Repeat every record below exactly, but leave out any pictures.

— START Dataset extract —

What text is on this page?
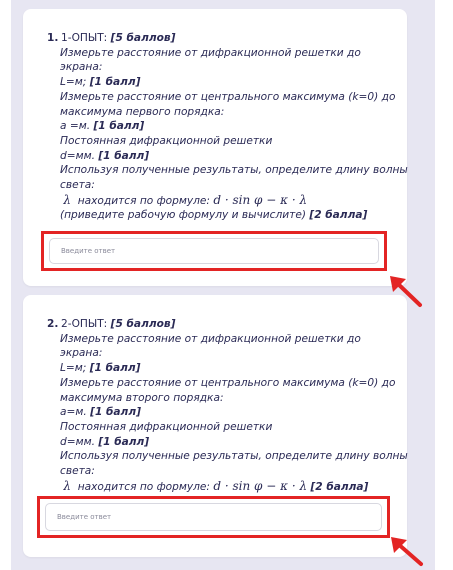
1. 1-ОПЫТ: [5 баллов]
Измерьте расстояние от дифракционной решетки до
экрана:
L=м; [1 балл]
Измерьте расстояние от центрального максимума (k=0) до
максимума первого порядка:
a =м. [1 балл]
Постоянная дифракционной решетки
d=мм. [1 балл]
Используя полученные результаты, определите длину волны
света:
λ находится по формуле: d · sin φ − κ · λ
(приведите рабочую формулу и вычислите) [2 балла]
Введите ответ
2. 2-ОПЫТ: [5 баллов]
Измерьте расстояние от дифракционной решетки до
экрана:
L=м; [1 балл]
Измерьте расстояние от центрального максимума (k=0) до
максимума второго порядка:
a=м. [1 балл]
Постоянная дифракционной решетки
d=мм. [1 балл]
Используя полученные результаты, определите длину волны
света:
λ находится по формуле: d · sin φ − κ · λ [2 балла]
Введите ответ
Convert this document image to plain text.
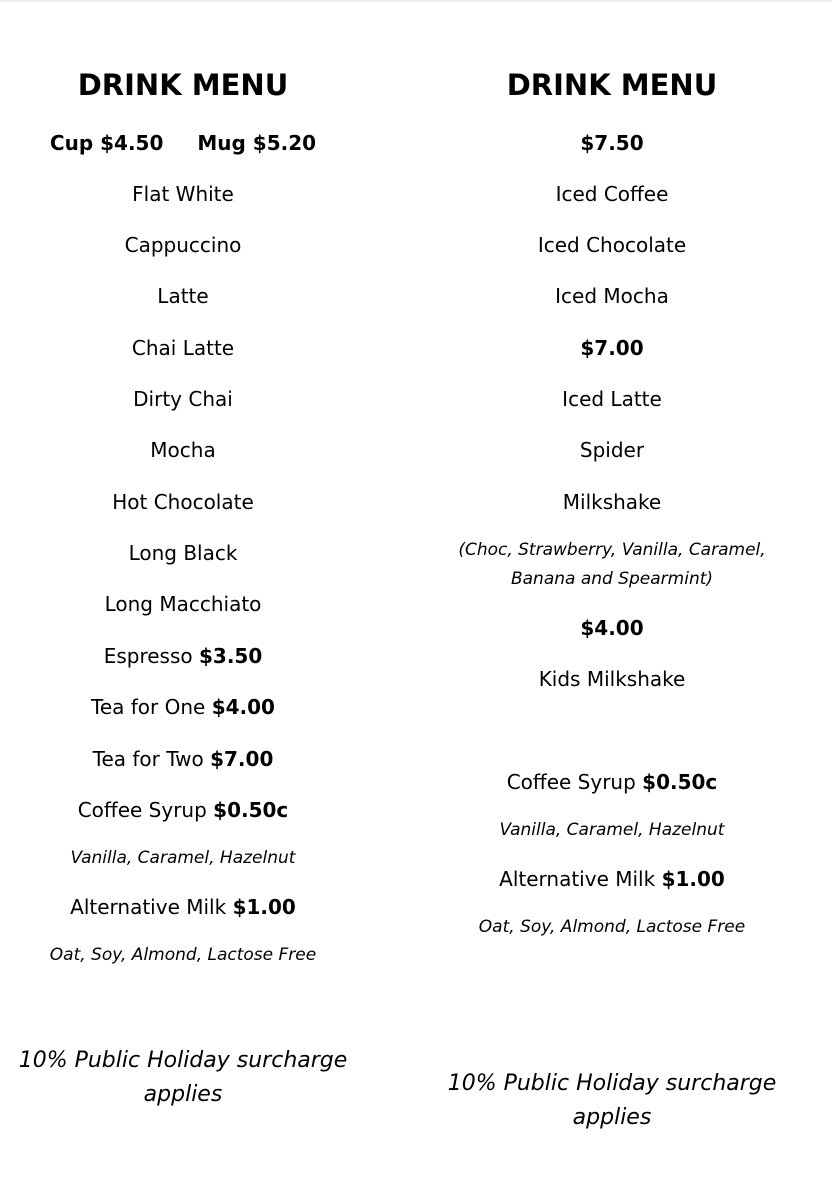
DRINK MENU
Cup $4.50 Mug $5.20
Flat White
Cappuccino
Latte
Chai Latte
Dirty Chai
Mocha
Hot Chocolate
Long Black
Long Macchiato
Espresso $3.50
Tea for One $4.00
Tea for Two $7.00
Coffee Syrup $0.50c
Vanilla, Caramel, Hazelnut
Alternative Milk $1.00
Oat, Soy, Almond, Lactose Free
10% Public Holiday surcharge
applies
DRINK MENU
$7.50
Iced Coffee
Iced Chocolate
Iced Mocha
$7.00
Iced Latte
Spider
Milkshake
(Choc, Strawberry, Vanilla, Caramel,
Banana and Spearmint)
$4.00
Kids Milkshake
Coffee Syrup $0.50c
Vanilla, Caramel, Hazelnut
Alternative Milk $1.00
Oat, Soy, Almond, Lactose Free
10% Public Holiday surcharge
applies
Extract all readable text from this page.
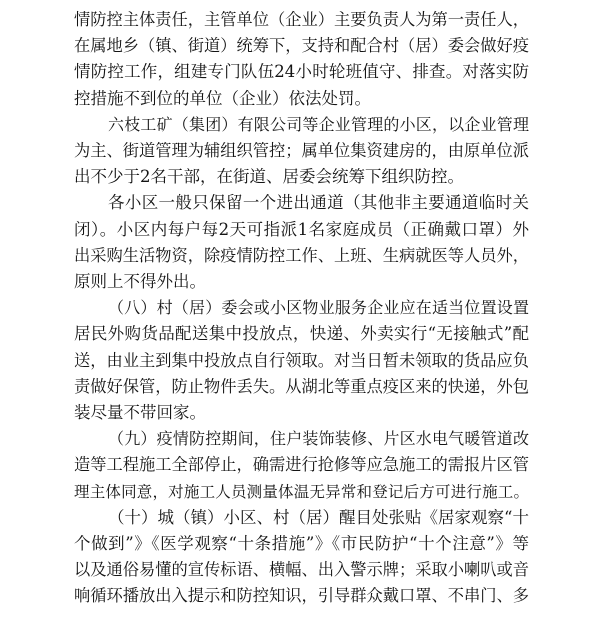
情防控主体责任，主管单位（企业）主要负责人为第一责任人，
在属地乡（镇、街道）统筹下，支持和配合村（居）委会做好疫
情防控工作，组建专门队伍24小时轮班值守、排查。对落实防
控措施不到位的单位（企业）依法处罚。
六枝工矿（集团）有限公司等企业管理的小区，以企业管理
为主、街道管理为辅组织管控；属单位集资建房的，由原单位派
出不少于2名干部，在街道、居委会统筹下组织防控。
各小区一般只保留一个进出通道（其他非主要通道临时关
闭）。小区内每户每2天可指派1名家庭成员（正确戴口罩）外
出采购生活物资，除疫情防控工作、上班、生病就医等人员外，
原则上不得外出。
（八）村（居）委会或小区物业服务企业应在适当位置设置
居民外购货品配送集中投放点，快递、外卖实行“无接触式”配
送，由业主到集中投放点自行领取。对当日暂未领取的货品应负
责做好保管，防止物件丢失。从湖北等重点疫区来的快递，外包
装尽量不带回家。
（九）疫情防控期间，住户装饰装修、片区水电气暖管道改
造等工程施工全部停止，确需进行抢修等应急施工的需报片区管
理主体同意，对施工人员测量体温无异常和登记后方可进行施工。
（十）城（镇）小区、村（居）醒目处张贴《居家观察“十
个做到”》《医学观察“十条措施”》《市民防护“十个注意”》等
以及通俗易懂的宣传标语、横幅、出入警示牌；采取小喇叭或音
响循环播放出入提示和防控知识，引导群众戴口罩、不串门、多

— END Dataset extract —

- [Solved exercise]:
What text is on this page?
1. 1-ОПЫТ: [5 баллов]
Измерьте расстояние от дифракционной решетки до
экрана:
L=м; [1 балл]
Измерьте расстояние от центрального максимума (k=0) до
максимума первого порядка:
a =м. [1 балл]
Постоянная дифракционной решетки
d=мм. [1 балл]
Используя полученные результаты, определите длину волны
света:
λ находится по формуле: d · sin φ − κ · λ
(приведите рабочую формулу и вычислите) [2 балла]
Введите ответ
2. 2-ОПЫТ: [5 баллов]
Измерьте расстояние от дифракционной решетки до
экрана:
L=м; [1 балл]
Измерьте расстояние от центрального максимума (k=0) до
максимума второго порядка:
a=м. [1 балл]
Постоянная дифракционной решетки
d=мм. [1 балл]
Используя полученные результаты, определите длину волны
света:
λ находится по формуле: d · sin φ − κ · λ [2 балла]
Введите ответ
Convert this document image to plain text.
DRINK MENU
Cup $4.50 Mug $5.20
Flat White
Cappuccino
Latte
Chai Latte
Dirty Chai
Mocha
Hot Chocolate
Long Black
Long Macchiato
Espresso $3.50
Tea for One $4.00
Tea for Two $7.00
Coffee Syrup $0.50c
Vanilla, Caramel, Hazelnut
Alternative Milk $1.00
Oat, Soy, Almond, Lactose Free
10% Public Holiday surcharge
applies
DRINK MENU
$7.50
Iced Coffee
Iced Chocolate
Iced Mocha
$7.00
Iced Latte
Spider
Milkshake
(Choc, Strawberry, Vanilla, Caramel,
Banana and Spearmint)
$4.00
Kids Milkshake
Coffee Syrup $0.50c
Vanilla, Caramel, Hazelnut
Alternative Milk $1.00
Oat, Soy, Almond, Lactose Free
10% Public Holiday surcharge
applies
Extract all readable text from this page.
情防控主体责任，主管单位（企业）主要负责人为第一责任人，
在属地乡（镇、街道）统筹下，支持和配合村（居）委会做好疫
情防控工作，组建专门队伍24小时轮班值守、排查。对落实防
控措施不到位的单位（企业）依法处罚。
六枝工矿（集团）有限公司等企业管理的小区，以企业管理
为主、街道管理为辅组织管控；属单位集资建房的，由原单位派
出不少于2名干部，在街道、居委会统筹下组织防控。
各小区一般只保留一个进出通道（其他非主要通道临时关
闭）。小区内每户每2天可指派1名家庭成员（正确戴口罩）外
出采购生活物资，除疫情防控工作、上班、生病就医等人员外，
原则上不得外出。
（八）村（居）委会或小区物业服务企业应在适当位置设置
居民外购货品配送集中投放点，快递、外卖实行“无接触式”配
送，由业主到集中投放点自行领取。对当日暂未领取的货品应负
责做好保管，防止物件丢失。从湖北等重点疫区来的快递，外包
装尽量不带回家。
（九）疫情防控期间，住户装饰装修、片区水电气暖管道改
造等工程施工全部停止，确需进行抢修等应急施工的需报片区管
理主体同意，对施工人员测量体温无异常和登记后方可进行施工。
（十）城（镇）小区、村（居）醒目处张贴《居家观察“十
个做到”》《医学观察“十条措施”》《市民防护“十个注意”》等
以及通俗易懂的宣传标语、横幅、出入警示牌；采取小喇叭或音
响循环播放出入提示和防控知识，引导群众戴口罩、不串门、多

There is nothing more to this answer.